» Listed entries
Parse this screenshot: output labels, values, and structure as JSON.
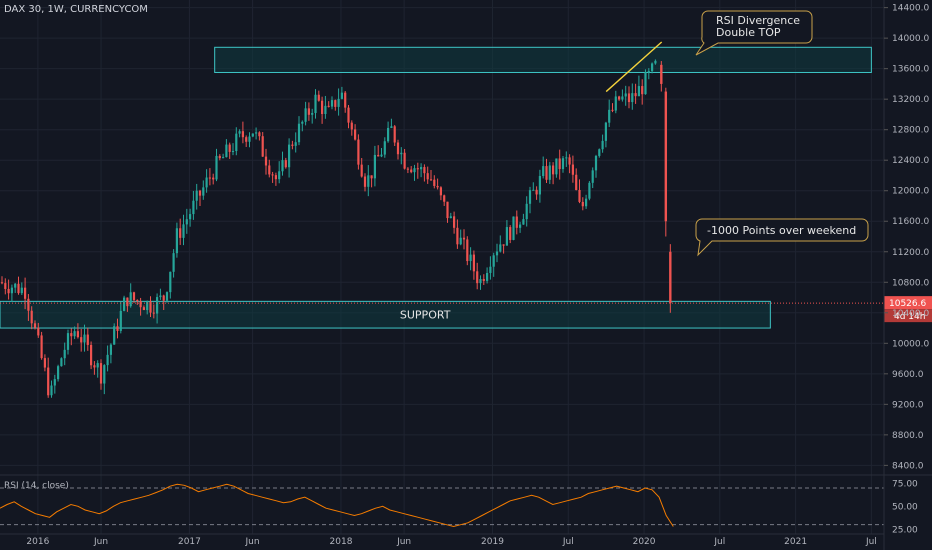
{
  "header": {
    "title": "DAX 30, 1W, CURRENCYCOM"
  },
  "colors": {
    "background": "#131722",
    "up": "#26a69a",
    "down": "#ef5350",
    "zone_border": "#3ec6c6",
    "zone_fill": "#0e3a40",
    "trendline": "#f5d33c",
    "callout_border": "#c8a14a",
    "rsi_line": "#f57c00",
    "price_label": "#ef5350"
  },
  "chart_data": [
    {
      "type": "candlestick",
      "title": "DAX 30, 1W, CURRENCYCOM",
      "ylim": [
        8300,
        14500
      ],
      "y_ticks": [
        8400,
        8800,
        9200,
        9600,
        10000,
        10400,
        10800,
        11200,
        11600,
        12000,
        12400,
        12800,
        13200,
        13600,
        14000,
        14400
      ],
      "y_tick_labels": [
        "8400.0",
        "8800.0",
        "9200.0",
        "9600.0",
        "10000.0",
        "10400.0",
        "10800.0",
        "11200.0",
        "11600.0",
        "12000.0",
        "12400.0",
        "12800.0",
        "13200.0",
        "13600.0",
        "14000.0",
        "14400.0"
      ],
      "x_ticks": [
        "2016",
        "Jun",
        "2017",
        "Jun",
        "2018",
        "Jun",
        "2019",
        "Jul",
        "2020",
        "Jul",
        "2021",
        "Jul"
      ],
      "last_price": "10526.6",
      "countdown": "4d 14h",
      "path_points": [
        [
          "2015-10",
          10800
        ],
        [
          "2015-12",
          10700
        ],
        [
          "2016-01",
          10000
        ],
        [
          "2016-02",
          9300
        ],
        [
          "2016-03",
          9900
        ],
        [
          "2016-04",
          10200
        ],
        [
          "2016-06",
          9600
        ],
        [
          "2016-08",
          10600
        ],
        [
          "2016-10",
          10500
        ],
        [
          "2016-11",
          10600
        ],
        [
          "2016-12",
          11400
        ],
        [
          "2017-01",
          11700
        ],
        [
          "2017-03",
          12300
        ],
        [
          "2017-05",
          12700
        ],
        [
          "2017-06",
          12800
        ],
        [
          "2017-08",
          12100
        ],
        [
          "2017-09",
          12600
        ],
        [
          "2017-11",
          13200
        ],
        [
          "2017-12",
          13000
        ],
        [
          "2018-01",
          13300
        ],
        [
          "2018-03",
          12100
        ],
        [
          "2018-05",
          12800
        ],
        [
          "2018-06",
          12400
        ],
        [
          "2018-08",
          12200
        ],
        [
          "2018-10",
          11500
        ],
        [
          "2018-12",
          10800
        ],
        [
          "2019-01",
          11200
        ],
        [
          "2019-03",
          11600
        ],
        [
          "2019-05",
          12200
        ],
        [
          "2019-07",
          12400
        ],
        [
          "2019-08",
          11700
        ],
        [
          "2019-09",
          12400
        ],
        [
          "2019-10",
          12900
        ],
        [
          "2019-11",
          13200
        ],
        [
          "2019-12",
          13200
        ],
        [
          "2020-01",
          13400
        ],
        [
          "2020-02",
          13650
        ],
        [
          "2020-03",
          11200
        ],
        [
          "2020-03",
          10526.6
        ]
      ],
      "zones": [
        {
          "label": "",
          "range": [
            13550,
            13880
          ],
          "x_from": "2017-03",
          "x_to": "2021-07"
        },
        {
          "label": "SUPPORT",
          "range": [
            10200,
            10550
          ],
          "x_from": "2015-10",
          "x_to": "2020-11"
        }
      ],
      "annotations": [
        {
          "text_lines": [
            "RSI Divergence",
            "Double TOP"
          ]
        },
        {
          "text_lines": [
            "-1000 Points over weekend"
          ]
        }
      ]
    },
    {
      "type": "line",
      "title": "RSI (14, close)",
      "ylim": [
        22,
        82
      ],
      "y_ticks": [
        25,
        50,
        75
      ],
      "y_tick_labels": [
        "25.00",
        "50.00",
        "75.00"
      ],
      "guide_levels": [
        70,
        30
      ],
      "series": [
        {
          "values": [
            48,
            52,
            55,
            50,
            46,
            42,
            40,
            38,
            44,
            48,
            52,
            50,
            46,
            44,
            42,
            45,
            50,
            54,
            56,
            58,
            60,
            62,
            65,
            68,
            72,
            74,
            73,
            70,
            66,
            68,
            70,
            72,
            74,
            72,
            68,
            64,
            62,
            60,
            58,
            56,
            54,
            55,
            58,
            60,
            56,
            52,
            48,
            46,
            44,
            42,
            40,
            42,
            45,
            48,
            50,
            46,
            44,
            42,
            40,
            38,
            36,
            34,
            32,
            30,
            28,
            30,
            32,
            36,
            40,
            44,
            48,
            52,
            56,
            58,
            60,
            62,
            60,
            56,
            52,
            54,
            56,
            58,
            60,
            64,
            66,
            68,
            70,
            72,
            70,
            68,
            66,
            70,
            68,
            60,
            40,
            28
          ]
        }
      ]
    }
  ]
}
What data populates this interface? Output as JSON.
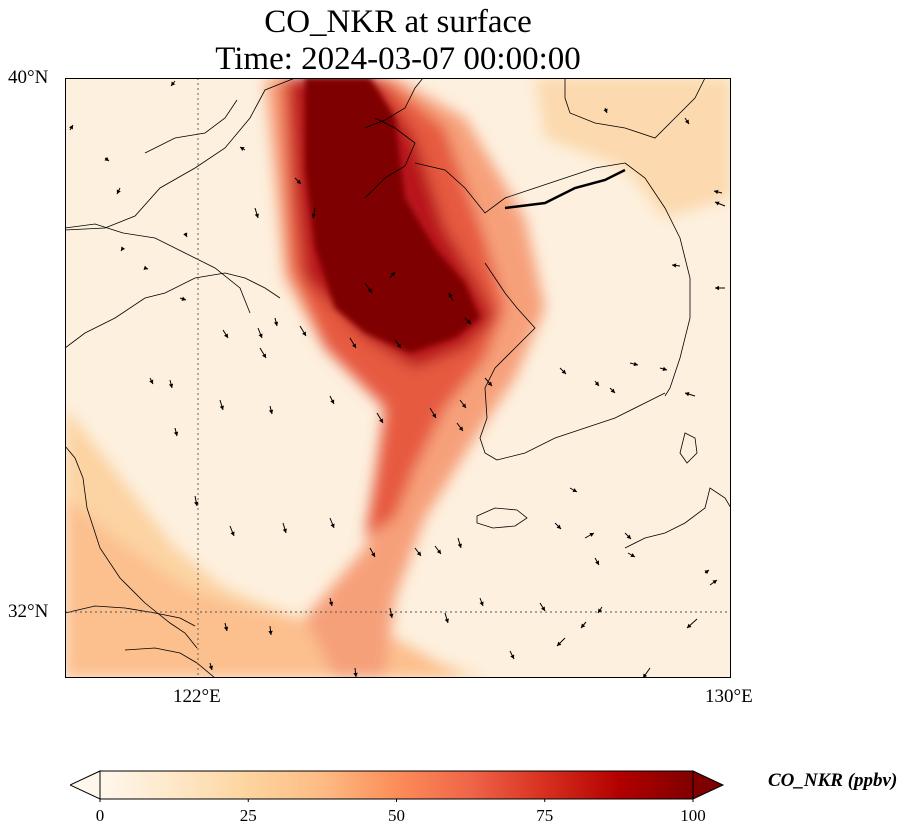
{
  "title": {
    "line1": "CO_NKR at surface",
    "line2": "Time: 2024-03-07 00:00:00"
  },
  "map": {
    "projection": "lat-lon",
    "lon_range": [
      120,
      130
    ],
    "lat_range": [
      31,
      40
    ],
    "gridlines": {
      "lon": [
        122
      ],
      "lat": [
        32
      ],
      "style": "dotted"
    },
    "lat_ticks": [
      {
        "value": 40,
        "label": "40°N"
      },
      {
        "value": 32,
        "label": "32°N"
      }
    ],
    "lon_ticks": [
      {
        "value": 122,
        "label": "122°E"
      },
      {
        "value": 130,
        "label": "130°E"
      }
    ],
    "coastlines": true,
    "wind_vectors": true
  },
  "colorbar": {
    "label": "CO_NKR (ppbv)",
    "colormap": "OrRd",
    "min": 0,
    "max": 100,
    "extend": "both",
    "ticks": [
      {
        "value": 0,
        "label": "0"
      },
      {
        "value": 25,
        "label": "25"
      },
      {
        "value": 50,
        "label": "50"
      },
      {
        "value": 75,
        "label": "75"
      },
      {
        "value": 100,
        "label": "100"
      }
    ],
    "colors": [
      "#fff7ec",
      "#fee8c8",
      "#fdd49e",
      "#fdbb84",
      "#fc8d59",
      "#ef6548",
      "#d7301f",
      "#b30000",
      "#7f0000"
    ]
  }
}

» What to do
Gather every line containing the word "values" and copy it.

» Correct answer
Parse this screenshot: output labels, values, and structure as JSON.
          "values": [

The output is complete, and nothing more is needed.